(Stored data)
□ □ □

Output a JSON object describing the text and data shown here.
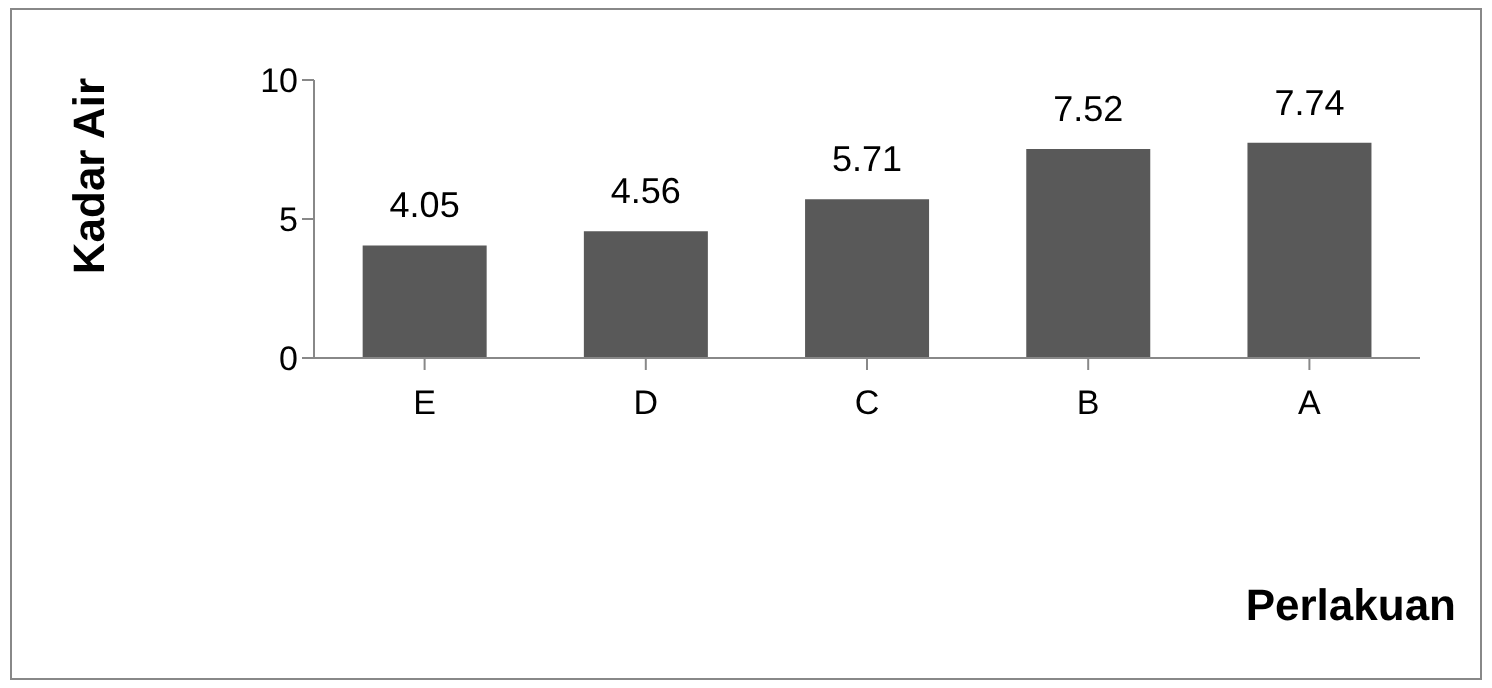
{
  "chart_data": {
    "type": "bar",
    "xlabel": "Perlakuan",
    "ylabel": "Kadar Air",
    "categories": [
      "E",
      "D",
      "C",
      "B",
      "A"
    ],
    "values": [
      4.05,
      4.56,
      5.71,
      7.52,
      7.74
    ],
    "color": "#595959",
    "data_labels": true,
    "ylim": [
      0,
      10
    ],
    "yticks": [
      0,
      5,
      10
    ],
    "grid": false
  }
}
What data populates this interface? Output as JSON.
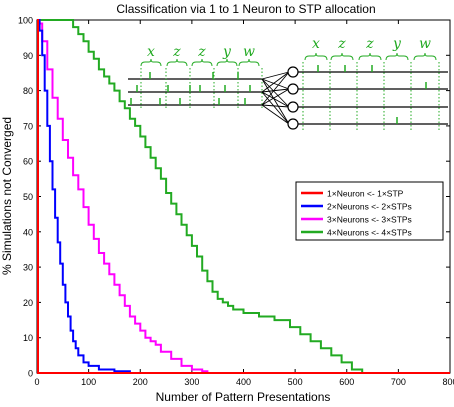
{
  "chart_data": {
    "type": "line",
    "title": "Classification via 1 to 1 Neuron to STP  allocation",
    "xlabel": "Number of Pattern Presentations",
    "ylabel": "% Simulations not Converged",
    "xlim": [
      0,
      800
    ],
    "ylim": [
      0,
      100
    ],
    "xticks": [
      0,
      100,
      200,
      300,
      400,
      500,
      600,
      700,
      800
    ],
    "yticks": [
      0,
      10,
      20,
      30,
      40,
      50,
      60,
      70,
      80,
      90,
      100
    ],
    "grid": false,
    "legend_position": "right-middle",
    "series": [
      {
        "name": "1×Neuron  <- 1×STP",
        "color": "#ff0000",
        "points": [
          [
            0,
            100
          ],
          [
            2,
            100
          ],
          [
            2,
            0
          ],
          [
            800,
            0
          ]
        ]
      },
      {
        "name": "2×Neurons <- 2×STPs",
        "color": "#0000ff",
        "points": [
          [
            0,
            100
          ],
          [
            5,
            97
          ],
          [
            10,
            90
          ],
          [
            15,
            80
          ],
          [
            20,
            70
          ],
          [
            25,
            60
          ],
          [
            30,
            52
          ],
          [
            35,
            44
          ],
          [
            40,
            37
          ],
          [
            45,
            31
          ],
          [
            50,
            25
          ],
          [
            55,
            20
          ],
          [
            60,
            16
          ],
          [
            65,
            12
          ],
          [
            70,
            9
          ],
          [
            75,
            7
          ],
          [
            80,
            5
          ],
          [
            90,
            3
          ],
          [
            100,
            2
          ],
          [
            120,
            1
          ],
          [
            150,
            0.5
          ],
          [
            180,
            0
          ],
          [
            800,
            0
          ]
        ]
      },
      {
        "name": "3×Neurons <- 3×STPs",
        "color": "#ff00ff",
        "points": [
          [
            0,
            100
          ],
          [
            5,
            99
          ],
          [
            10,
            94
          ],
          [
            20,
            86
          ],
          [
            30,
            78
          ],
          [
            40,
            72
          ],
          [
            50,
            66
          ],
          [
            60,
            61
          ],
          [
            70,
            56
          ],
          [
            80,
            52
          ],
          [
            90,
            47
          ],
          [
            100,
            42
          ],
          [
            110,
            38
          ],
          [
            120,
            34
          ],
          [
            130,
            31
          ],
          [
            140,
            28
          ],
          [
            150,
            25
          ],
          [
            160,
            22
          ],
          [
            170,
            19
          ],
          [
            180,
            16
          ],
          [
            190,
            14
          ],
          [
            200,
            12
          ],
          [
            210,
            10
          ],
          [
            220,
            9
          ],
          [
            230,
            8
          ],
          [
            240,
            6
          ],
          [
            260,
            4
          ],
          [
            280,
            2
          ],
          [
            300,
            1
          ],
          [
            320,
            0.5
          ],
          [
            330,
            0
          ],
          [
            800,
            0
          ]
        ]
      },
      {
        "name": "4×Neurons <- 4×STPs",
        "color": "#22aa22",
        "points": [
          [
            0,
            100
          ],
          [
            60,
            100
          ],
          [
            70,
            98
          ],
          [
            80,
            96
          ],
          [
            90,
            94
          ],
          [
            100,
            91
          ],
          [
            110,
            89
          ],
          [
            120,
            86
          ],
          [
            130,
            84
          ],
          [
            140,
            82
          ],
          [
            150,
            80
          ],
          [
            160,
            77
          ],
          [
            170,
            75
          ],
          [
            180,
            72
          ],
          [
            190,
            70
          ],
          [
            200,
            67
          ],
          [
            210,
            64
          ],
          [
            220,
            61
          ],
          [
            230,
            58
          ],
          [
            240,
            55
          ],
          [
            250,
            51
          ],
          [
            260,
            48
          ],
          [
            270,
            45
          ],
          [
            280,
            42
          ],
          [
            290,
            39
          ],
          [
            300,
            36
          ],
          [
            310,
            33
          ],
          [
            320,
            29
          ],
          [
            330,
            26
          ],
          [
            340,
            23
          ],
          [
            350,
            21
          ],
          [
            360,
            20
          ],
          [
            370,
            19
          ],
          [
            380,
            18
          ],
          [
            400,
            17
          ],
          [
            430,
            16
          ],
          [
            460,
            15
          ],
          [
            490,
            13
          ],
          [
            510,
            11
          ],
          [
            530,
            9
          ],
          [
            550,
            7
          ],
          [
            570,
            5
          ],
          [
            590,
            3
          ],
          [
            610,
            1
          ],
          [
            630,
            0
          ],
          [
            800,
            0
          ]
        ]
      }
    ]
  },
  "inset": {
    "left_labels": [
      "x",
      "z",
      "z",
      "y",
      "w"
    ],
    "right_labels": [
      "x",
      "z",
      "z",
      "y",
      "w"
    ],
    "color": "#22aa22"
  }
}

□ □ □

▸ EXERCISE
Find all lines where the word "xlabel" appears. Copy them.

▸ EXPECTED OUTPUT
    "xlabel": "Perlakuan",
    "xlabel": "Number of Pattern Presentations",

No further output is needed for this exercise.